» What needs to be done
Copy every line that contains the string "please" from the entries below.

» Supplied material
________________________________________

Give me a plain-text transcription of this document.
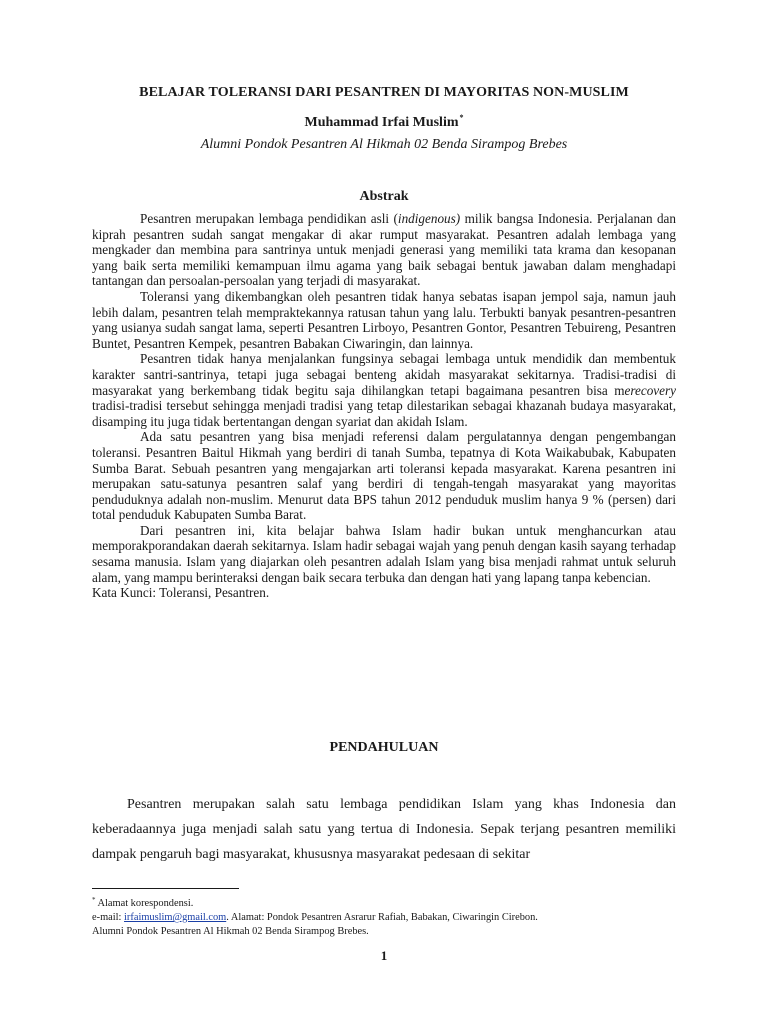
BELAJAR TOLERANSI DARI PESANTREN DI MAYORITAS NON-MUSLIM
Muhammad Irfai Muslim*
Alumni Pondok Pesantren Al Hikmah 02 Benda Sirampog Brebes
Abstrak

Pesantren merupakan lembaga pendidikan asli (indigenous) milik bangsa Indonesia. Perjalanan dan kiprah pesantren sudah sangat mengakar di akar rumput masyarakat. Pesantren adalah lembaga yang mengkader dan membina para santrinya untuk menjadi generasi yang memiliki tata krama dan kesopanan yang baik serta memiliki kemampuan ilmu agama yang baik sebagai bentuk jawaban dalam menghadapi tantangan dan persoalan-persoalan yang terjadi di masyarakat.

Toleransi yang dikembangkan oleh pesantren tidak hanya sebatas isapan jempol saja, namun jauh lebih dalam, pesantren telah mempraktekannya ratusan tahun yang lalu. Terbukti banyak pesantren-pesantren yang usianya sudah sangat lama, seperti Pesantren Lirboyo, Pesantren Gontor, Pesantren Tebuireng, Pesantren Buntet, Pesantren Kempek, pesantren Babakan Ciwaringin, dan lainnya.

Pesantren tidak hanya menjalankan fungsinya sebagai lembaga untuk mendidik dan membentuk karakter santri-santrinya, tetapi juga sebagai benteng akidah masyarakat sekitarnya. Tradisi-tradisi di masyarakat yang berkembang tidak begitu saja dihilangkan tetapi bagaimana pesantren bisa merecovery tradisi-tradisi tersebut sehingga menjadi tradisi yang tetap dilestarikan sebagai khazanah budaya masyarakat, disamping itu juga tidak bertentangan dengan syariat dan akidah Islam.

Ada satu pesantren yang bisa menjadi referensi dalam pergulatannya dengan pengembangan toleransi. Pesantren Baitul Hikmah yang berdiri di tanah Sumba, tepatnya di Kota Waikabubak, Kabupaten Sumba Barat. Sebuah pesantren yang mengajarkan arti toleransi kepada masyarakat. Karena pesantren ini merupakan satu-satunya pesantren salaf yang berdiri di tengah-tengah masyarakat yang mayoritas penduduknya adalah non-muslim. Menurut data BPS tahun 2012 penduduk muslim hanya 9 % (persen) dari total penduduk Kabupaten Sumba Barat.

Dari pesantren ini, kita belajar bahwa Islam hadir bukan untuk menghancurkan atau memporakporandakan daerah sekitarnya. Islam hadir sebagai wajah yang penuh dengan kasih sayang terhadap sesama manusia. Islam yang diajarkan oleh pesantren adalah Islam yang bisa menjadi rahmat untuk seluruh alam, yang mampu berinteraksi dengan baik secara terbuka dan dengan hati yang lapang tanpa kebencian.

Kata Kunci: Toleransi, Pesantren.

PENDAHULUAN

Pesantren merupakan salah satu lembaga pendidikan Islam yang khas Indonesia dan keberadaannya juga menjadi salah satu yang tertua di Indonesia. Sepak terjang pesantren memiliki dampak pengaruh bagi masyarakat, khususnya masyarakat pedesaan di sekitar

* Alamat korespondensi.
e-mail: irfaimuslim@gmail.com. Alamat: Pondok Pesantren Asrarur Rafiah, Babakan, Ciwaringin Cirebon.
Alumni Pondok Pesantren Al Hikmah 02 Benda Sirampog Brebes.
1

________________________________________

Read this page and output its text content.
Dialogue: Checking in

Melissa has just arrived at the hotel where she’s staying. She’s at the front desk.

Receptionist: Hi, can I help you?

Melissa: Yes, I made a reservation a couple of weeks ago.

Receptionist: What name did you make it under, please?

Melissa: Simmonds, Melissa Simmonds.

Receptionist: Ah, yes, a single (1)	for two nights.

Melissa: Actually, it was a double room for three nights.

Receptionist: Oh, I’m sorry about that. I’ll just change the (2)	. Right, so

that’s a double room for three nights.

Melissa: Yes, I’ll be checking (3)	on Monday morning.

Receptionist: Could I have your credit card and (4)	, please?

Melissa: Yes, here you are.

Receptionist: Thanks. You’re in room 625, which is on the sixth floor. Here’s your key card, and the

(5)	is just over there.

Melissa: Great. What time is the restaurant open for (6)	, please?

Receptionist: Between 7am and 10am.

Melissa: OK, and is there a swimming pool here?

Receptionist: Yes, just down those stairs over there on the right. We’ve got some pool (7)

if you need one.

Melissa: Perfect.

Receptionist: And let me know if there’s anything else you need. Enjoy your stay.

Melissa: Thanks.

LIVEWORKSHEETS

________________________________________

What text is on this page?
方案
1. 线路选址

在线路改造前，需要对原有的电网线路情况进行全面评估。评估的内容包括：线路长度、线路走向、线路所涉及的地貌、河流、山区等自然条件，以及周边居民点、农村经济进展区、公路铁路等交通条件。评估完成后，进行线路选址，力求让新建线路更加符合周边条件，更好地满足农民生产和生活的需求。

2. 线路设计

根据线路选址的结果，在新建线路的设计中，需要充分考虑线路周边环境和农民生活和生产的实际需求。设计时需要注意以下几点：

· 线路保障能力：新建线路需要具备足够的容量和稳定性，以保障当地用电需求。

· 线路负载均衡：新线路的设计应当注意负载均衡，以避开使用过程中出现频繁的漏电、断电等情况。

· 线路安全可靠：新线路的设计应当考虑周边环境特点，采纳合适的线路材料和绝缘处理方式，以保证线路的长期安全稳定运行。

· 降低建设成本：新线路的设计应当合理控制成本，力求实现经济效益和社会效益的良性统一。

________________________________________

» Right answer
Receptionist: What name did you make it under, please?
Receptionist: Could I have your credit card and (4)	, please?
Melissa: Great. What time is the restaurant open for (6)	, please?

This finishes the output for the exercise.